▶ **Exercise materials**:

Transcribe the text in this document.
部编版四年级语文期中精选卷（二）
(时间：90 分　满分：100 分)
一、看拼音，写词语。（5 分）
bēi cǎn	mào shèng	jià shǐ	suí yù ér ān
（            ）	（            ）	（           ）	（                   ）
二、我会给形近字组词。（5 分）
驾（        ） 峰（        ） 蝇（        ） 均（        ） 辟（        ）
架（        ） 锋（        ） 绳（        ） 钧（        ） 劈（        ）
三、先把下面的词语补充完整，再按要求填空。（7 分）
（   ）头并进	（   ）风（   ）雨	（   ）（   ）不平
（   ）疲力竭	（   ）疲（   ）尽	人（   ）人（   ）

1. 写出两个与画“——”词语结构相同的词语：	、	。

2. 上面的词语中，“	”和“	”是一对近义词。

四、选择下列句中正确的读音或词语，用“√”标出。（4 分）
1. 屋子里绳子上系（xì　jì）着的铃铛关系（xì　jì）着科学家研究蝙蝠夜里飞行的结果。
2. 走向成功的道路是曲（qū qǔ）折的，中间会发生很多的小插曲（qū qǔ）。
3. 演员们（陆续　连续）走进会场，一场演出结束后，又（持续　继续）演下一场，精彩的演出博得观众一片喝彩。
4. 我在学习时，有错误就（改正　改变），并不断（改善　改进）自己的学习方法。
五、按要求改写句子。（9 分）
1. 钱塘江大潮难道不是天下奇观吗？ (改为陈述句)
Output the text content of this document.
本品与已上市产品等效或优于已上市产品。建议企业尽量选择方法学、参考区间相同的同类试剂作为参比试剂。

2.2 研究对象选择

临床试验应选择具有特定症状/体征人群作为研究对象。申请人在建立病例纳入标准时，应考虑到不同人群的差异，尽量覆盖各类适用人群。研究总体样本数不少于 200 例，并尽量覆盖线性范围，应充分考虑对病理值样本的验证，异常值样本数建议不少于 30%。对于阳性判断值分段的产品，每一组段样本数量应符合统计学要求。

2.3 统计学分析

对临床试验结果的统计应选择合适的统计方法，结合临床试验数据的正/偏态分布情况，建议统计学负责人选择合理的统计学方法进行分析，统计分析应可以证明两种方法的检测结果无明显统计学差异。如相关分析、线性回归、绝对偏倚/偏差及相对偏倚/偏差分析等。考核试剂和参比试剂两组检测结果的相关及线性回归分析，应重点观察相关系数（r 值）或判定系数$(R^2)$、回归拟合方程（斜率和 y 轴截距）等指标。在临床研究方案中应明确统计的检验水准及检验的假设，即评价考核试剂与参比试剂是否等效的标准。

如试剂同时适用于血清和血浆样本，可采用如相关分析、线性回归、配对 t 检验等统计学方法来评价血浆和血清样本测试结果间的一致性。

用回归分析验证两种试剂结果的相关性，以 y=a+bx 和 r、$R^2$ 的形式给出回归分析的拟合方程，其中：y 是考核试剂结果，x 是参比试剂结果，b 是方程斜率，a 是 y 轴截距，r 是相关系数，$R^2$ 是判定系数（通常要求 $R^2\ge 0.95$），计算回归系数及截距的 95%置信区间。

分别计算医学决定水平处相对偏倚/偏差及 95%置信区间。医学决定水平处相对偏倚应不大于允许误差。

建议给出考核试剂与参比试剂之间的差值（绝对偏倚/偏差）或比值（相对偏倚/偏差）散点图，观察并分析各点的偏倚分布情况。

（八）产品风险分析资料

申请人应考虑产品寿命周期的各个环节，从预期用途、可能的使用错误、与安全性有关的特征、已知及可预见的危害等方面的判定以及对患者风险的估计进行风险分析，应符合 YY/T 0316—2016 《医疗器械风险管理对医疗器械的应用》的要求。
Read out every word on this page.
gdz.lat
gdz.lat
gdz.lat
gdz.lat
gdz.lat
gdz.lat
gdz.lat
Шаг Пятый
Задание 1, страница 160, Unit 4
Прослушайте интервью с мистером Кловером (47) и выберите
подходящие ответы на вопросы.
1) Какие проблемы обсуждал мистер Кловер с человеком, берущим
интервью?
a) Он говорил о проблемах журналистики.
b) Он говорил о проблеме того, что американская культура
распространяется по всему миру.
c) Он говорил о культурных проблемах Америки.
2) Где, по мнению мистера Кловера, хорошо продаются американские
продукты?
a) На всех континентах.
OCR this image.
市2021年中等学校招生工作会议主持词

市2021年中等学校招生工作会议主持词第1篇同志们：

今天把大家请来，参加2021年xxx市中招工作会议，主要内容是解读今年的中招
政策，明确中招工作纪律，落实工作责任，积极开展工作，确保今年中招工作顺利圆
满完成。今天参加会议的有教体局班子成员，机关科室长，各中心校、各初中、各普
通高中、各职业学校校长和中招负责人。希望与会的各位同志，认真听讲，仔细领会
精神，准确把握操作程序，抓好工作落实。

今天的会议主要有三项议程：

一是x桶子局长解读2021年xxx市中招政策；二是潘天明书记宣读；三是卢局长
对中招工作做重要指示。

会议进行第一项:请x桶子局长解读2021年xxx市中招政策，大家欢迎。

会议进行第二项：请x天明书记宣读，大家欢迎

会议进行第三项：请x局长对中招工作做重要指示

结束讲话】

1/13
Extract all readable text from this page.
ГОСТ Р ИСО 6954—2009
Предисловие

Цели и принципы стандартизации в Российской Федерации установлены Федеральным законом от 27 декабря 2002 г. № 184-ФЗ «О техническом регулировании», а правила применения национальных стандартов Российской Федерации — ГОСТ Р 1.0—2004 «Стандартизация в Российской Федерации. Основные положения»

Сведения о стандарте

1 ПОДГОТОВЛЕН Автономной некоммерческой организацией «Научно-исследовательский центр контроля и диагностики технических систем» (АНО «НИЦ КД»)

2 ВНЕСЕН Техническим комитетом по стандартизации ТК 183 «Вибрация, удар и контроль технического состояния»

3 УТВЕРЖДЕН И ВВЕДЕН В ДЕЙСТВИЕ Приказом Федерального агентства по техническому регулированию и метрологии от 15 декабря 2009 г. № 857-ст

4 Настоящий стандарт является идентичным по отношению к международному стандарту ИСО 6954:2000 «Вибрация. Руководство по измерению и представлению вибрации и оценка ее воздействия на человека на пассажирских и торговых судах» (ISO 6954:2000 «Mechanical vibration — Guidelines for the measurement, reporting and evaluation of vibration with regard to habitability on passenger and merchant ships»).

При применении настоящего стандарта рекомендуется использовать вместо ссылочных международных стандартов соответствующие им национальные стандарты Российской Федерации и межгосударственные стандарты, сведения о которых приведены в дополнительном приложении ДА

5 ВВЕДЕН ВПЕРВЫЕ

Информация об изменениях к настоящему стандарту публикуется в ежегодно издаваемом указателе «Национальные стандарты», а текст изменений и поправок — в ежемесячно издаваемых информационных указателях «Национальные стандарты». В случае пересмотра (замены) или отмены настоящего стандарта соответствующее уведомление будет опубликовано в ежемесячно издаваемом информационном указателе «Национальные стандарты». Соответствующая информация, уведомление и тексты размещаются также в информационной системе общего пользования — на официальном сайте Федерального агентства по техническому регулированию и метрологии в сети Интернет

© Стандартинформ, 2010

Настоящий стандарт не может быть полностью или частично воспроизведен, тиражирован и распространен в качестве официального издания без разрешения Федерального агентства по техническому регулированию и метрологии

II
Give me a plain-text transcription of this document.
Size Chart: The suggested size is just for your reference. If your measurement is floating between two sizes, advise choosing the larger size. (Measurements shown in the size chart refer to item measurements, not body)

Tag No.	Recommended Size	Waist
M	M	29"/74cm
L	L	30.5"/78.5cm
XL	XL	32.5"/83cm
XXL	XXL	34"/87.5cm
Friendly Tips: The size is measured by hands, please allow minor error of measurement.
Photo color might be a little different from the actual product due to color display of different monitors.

▶ **The task**:
Copy every line of the listing that includes the string "from".

▶ **Answer to the exercise**:
Extract all readable text from this page.
Photo color might be a little different from the actual product due to color display of different monitors.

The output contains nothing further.